Prompt: Pick out each line in these entries that contains the string "strait".

Exercise data:
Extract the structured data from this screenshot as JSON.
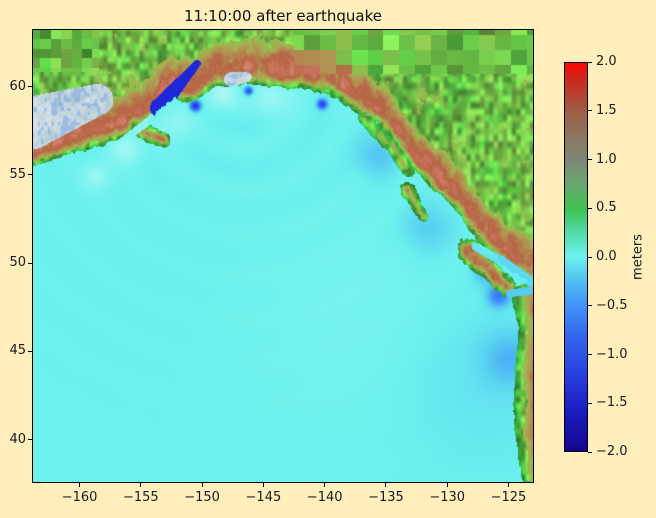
{
  "figure": {
    "background": "#ffefbd"
  },
  "chart_data": {
    "type": "heatmap",
    "title": "11:10:00 after earthquake",
    "description": "Tsunami surface elevation over the Gulf of Alaska / NE Pacific with shaded land topography",
    "xlim": [
      -163.8,
      -123.0
    ],
    "ylim": [
      37.6,
      63.2
    ],
    "x_ticks": [
      -160,
      -155,
      -150,
      -145,
      -140,
      -135,
      -130,
      -125
    ],
    "x_tick_labels": [
      "−160",
      "−155",
      "−150",
      "−145",
      "−140",
      "−135",
      "−130",
      "−125"
    ],
    "y_ticks": [
      40,
      45,
      50,
      55,
      60
    ],
    "y_tick_labels": [
      "40",
      "45",
      "50",
      "55",
      "60"
    ],
    "colorbar": {
      "label": "meters",
      "min": -2.0,
      "max": 2.0,
      "ticks": [
        2.0,
        1.5,
        1.0,
        0.5,
        0.0,
        -0.5,
        -1.0,
        -1.5,
        -2.0
      ],
      "tick_labels": [
        "2.0",
        "1.5",
        "1.0",
        "0.5",
        "0.0",
        "−0.5",
        "−1.0",
        "−1.5",
        "−2.0"
      ],
      "stops": [
        [
          2.0,
          "#fc0800"
        ],
        [
          1.8,
          "#c62e1e"
        ],
        [
          1.5,
          "#9c5f46"
        ],
        [
          1.2,
          "#8c7a64"
        ],
        [
          1.0,
          "#7e8578"
        ],
        [
          0.75,
          "#6aa66e"
        ],
        [
          0.5,
          "#3cc24e"
        ],
        [
          0.25,
          "#52dcaa"
        ],
        [
          0.0,
          "#6cf1ee"
        ],
        [
          -0.2,
          "#54c8f0"
        ],
        [
          -0.5,
          "#4292f8"
        ],
        [
          -0.8,
          "#3468f0"
        ],
        [
          -1.2,
          "#2840e0"
        ],
        [
          -1.6,
          "#1c1cc0"
        ],
        [
          -2.0,
          "#14058f"
        ]
      ]
    },
    "ocean_color": "#6cf1ee",
    "source": [
      -146.5,
      59.8
    ],
    "coast_north": [
      [
        -163.9,
        55.3
      ],
      [
        -162,
        55.9
      ],
      [
        -160,
        56.3
      ],
      [
        -158,
        56.7
      ],
      [
        -156.5,
        57.1
      ],
      [
        -155,
        57.7
      ],
      [
        -154,
        58.35
      ],
      [
        -153,
        58.9
      ],
      [
        -152.3,
        59.35
      ],
      [
        -151.6,
        59.05
      ],
      [
        -150.7,
        59.1
      ],
      [
        -149.9,
        59.5
      ],
      [
        -148.7,
        60.0
      ],
      [
        -147.8,
        60.0
      ],
      [
        -146.6,
        60.1
      ],
      [
        -145.5,
        60.15
      ],
      [
        -144,
        60.0
      ],
      [
        -142,
        59.85
      ],
      [
        -140.5,
        59.7
      ],
      [
        -139.3,
        59.45
      ],
      [
        -138.2,
        58.9
      ],
      [
        -137,
        58.35
      ],
      [
        -135.8,
        57.9
      ],
      [
        -134.7,
        57.2
      ],
      [
        -133.6,
        56.1
      ],
      [
        -132.4,
        55.1
      ],
      [
        -131.2,
        54.2
      ],
      [
        -130.2,
        53.6
      ],
      [
        -129.2,
        52.9
      ],
      [
        -128.4,
        52.1
      ],
      [
        -127.4,
        51.2
      ],
      [
        -126.8,
        50.85
      ],
      [
        -125.9,
        50.25
      ],
      [
        -124.8,
        49.55
      ],
      [
        -123.9,
        49.2
      ],
      [
        -123.2,
        48.95
      ],
      [
        -122.8,
        48.85
      ]
    ],
    "coast_east_lat_lon": [
      [
        37.5,
        -123.8
      ],
      [
        39,
        -124.2
      ],
      [
        40.5,
        -124.5
      ],
      [
        42,
        -124.6
      ],
      [
        43.5,
        -124.5
      ],
      [
        45,
        -124.3
      ],
      [
        46.2,
        -124.2
      ],
      [
        47,
        -124.4
      ],
      [
        47.8,
        -124.7
      ],
      [
        48.3,
        -124.8
      ],
      [
        48.6,
        -124.5
      ],
      [
        49,
        -123.2
      ]
    ],
    "islands": [
      {
        "name": "kodiak",
        "a": [
          -154.8,
          57.45
        ],
        "b": [
          -153.2,
          56.95
        ],
        "r0": 0.5,
        "r1": 0.42,
        "ef": 0.85,
        "s": 3.7
      },
      {
        "name": "se-alaska-islands-north",
        "a": [
          -136.8,
          58.25
        ],
        "b": [
          -135.0,
          56.8
        ],
        "r0": 0.35,
        "r1": 0.33,
        "ef": 0.55,
        "s": 9.1
      },
      {
        "name": "se-alaska-islands-south",
        "a": [
          -134.6,
          56.8
        ],
        "b": [
          -133.2,
          55.2
        ],
        "r0": 0.42,
        "r1": 0.34,
        "ef": 0.6,
        "s": 14.3
      },
      {
        "name": "haida-gwaii",
        "a": [
          -133.25,
          54.15
        ],
        "b": [
          -131.95,
          52.6
        ],
        "r0": 0.42,
        "r1": 0.26,
        "ef": 0.65,
        "s": 21.9
      },
      {
        "name": "vancouver-island",
        "a": [
          -128.25,
          50.7
        ],
        "b": [
          -125.05,
          48.6
        ],
        "r0": 0.66,
        "r1": 0.5,
        "ef": 0.8,
        "s": 33.1
      }
    ],
    "water_features": [
      {
        "name": "bristol-bay",
        "a": [
          -163.9,
          57.95
        ],
        "b": [
          -158.55,
          59.25
        ],
        "r0": 1.5,
        "r1": 0.9,
        "style": "bay",
        "eta": 0
      },
      {
        "name": "cook-inlet",
        "a": [
          -153.5,
          58.8
        ],
        "b": [
          -150.4,
          61.3
        ],
        "r0": 0.52,
        "r1": 0.2,
        "style": "sea",
        "eta": -1.3
      },
      {
        "name": "shelikof-strait",
        "a": [
          -156.5,
          56.9
        ],
        "b": [
          -153.8,
          58.35
        ],
        "r0": 0.2,
        "r1": 0.22,
        "style": "sea",
        "eta": 0.12
      },
      {
        "name": "prince-william-sound",
        "a": [
          -147.6,
          60.4
        ],
        "b": [
          -146.4,
          60.55
        ],
        "r0": 0.42,
        "r1": 0.3,
        "style": "bay",
        "eta": 0
      },
      {
        "name": "strait-of-georgia",
        "a": [
          -125.7,
          50.15
        ],
        "b": [
          -123.1,
          48.9
        ],
        "r0": 0.3,
        "r1": 0.28,
        "style": "sea",
        "eta": -0.1
      },
      {
        "name": "johnstone-strait",
        "a": [
          -127.7,
          50.95
        ],
        "b": [
          -125.7,
          50.15
        ],
        "r0": 0.22,
        "r1": 0.26,
        "style": "sea",
        "eta": -0.05
      },
      {
        "name": "juan-de-fuca",
        "a": [
          -124.9,
          48.28
        ],
        "b": [
          -123.35,
          48.42
        ],
        "r0": 0.2,
        "r1": 0.24,
        "style": "sea",
        "eta": -0.15
      }
    ],
    "wave_blobs": [
      {
        "c": [
          -150.55,
          58.9
        ],
        "r": 0.28,
        "eta": -1.1
      },
      {
        "c": [
          -146.2,
          59.75
        ],
        "r": 0.22,
        "eta": -0.8
      },
      {
        "c": [
          -140.2,
          59.0
        ],
        "r": 0.26,
        "eta": -0.9
      },
      {
        "c": [
          -148.5,
          59.6
        ],
        "r": 0.9,
        "eta": 0.22
      },
      {
        "c": [
          -144.0,
          59.3
        ],
        "r": 1.1,
        "eta": 0.18
      },
      {
        "c": [
          -152.2,
          57.9
        ],
        "r": 1.0,
        "eta": 0.15
      },
      {
        "c": [
          -156.2,
          56.5
        ],
        "r": 0.9,
        "eta": 0.2
      },
      {
        "c": [
          -158.6,
          54.9
        ],
        "r": 0.8,
        "eta": 0.17
      },
      {
        "c": [
          -125.8,
          48.15
        ],
        "r": 0.6,
        "eta": -0.5
      },
      {
        "c": [
          -126.8,
          49.5
        ],
        "r": 0.7,
        "eta": -0.25
      },
      {
        "c": [
          -131.6,
          52.0
        ],
        "r": 1.4,
        "eta": -0.15
      },
      {
        "c": [
          -135.7,
          56.1
        ],
        "r": 1.2,
        "eta": -0.18
      },
      {
        "c": [
          -124.9,
          44.6
        ],
        "r": 1.5,
        "eta": -0.2
      },
      {
        "c": [
          -127.5,
          43.5
        ],
        "r": 4.5,
        "eta": -0.06
      },
      {
        "c": [
          -137.0,
          47.0
        ],
        "r": 6.0,
        "eta": 0.04
      }
    ],
    "coarse_patches": [
      {
        "lon_min": -142.5,
        "lon_max": -122.9,
        "lat_min": 60.7,
        "lat_max": 63.3,
        "cellx": 1.3,
        "celly": 0.85
      },
      {
        "lon_min": -163.9,
        "lon_max": -158.4,
        "lat_min": 60.8,
        "lat_max": 63.3,
        "cellx": 0.85,
        "celly": 0.55
      }
    ],
    "land_stops": [
      [
        0.0,
        [
          50,
          168,
          58
        ]
      ],
      [
        0.15,
        [
          72,
          196,
          66
        ]
      ],
      [
        0.3,
        [
          116,
          198,
          74
        ]
      ],
      [
        0.45,
        [
          158,
          184,
          80
        ]
      ],
      [
        0.6,
        [
          177,
          155,
          84
        ]
      ],
      [
        0.78,
        [
          178,
          127,
          76
        ]
      ],
      [
        0.95,
        [
          183,
          100,
          70
        ]
      ],
      [
        1.2,
        [
          198,
          112,
          88
        ]
      ],
      [
        1.5,
        [
          216,
          142,
          122
        ]
      ]
    ],
    "water_stops": [
      [
        -2.0,
        [
          18,
          6,
          150
        ]
      ],
      [
        -1.5,
        [
          26,
          26,
          202
        ]
      ],
      [
        -1.0,
        [
          38,
          62,
          234
        ]
      ],
      [
        -0.6,
        [
          52,
          106,
          246
        ]
      ],
      [
        -0.35,
        [
          66,
          150,
          248
        ]
      ],
      [
        -0.15,
        [
          86,
          204,
          242
        ]
      ],
      [
        0.0,
        [
          108,
          241,
          238
        ]
      ],
      [
        0.35,
        [
          198,
          252,
          249
        ]
      ]
    ],
    "bay_colors": {
      "base": [
        163,
        192,
        206
      ],
      "light": [
        226,
        234,
        239
      ],
      "blue": [
        128,
        170,
        228
      ]
    }
  }
}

Answer below:
        "name": "shelikof-strait",
        "name": "strait-of-georgia",
        "name": "johnstone-strait",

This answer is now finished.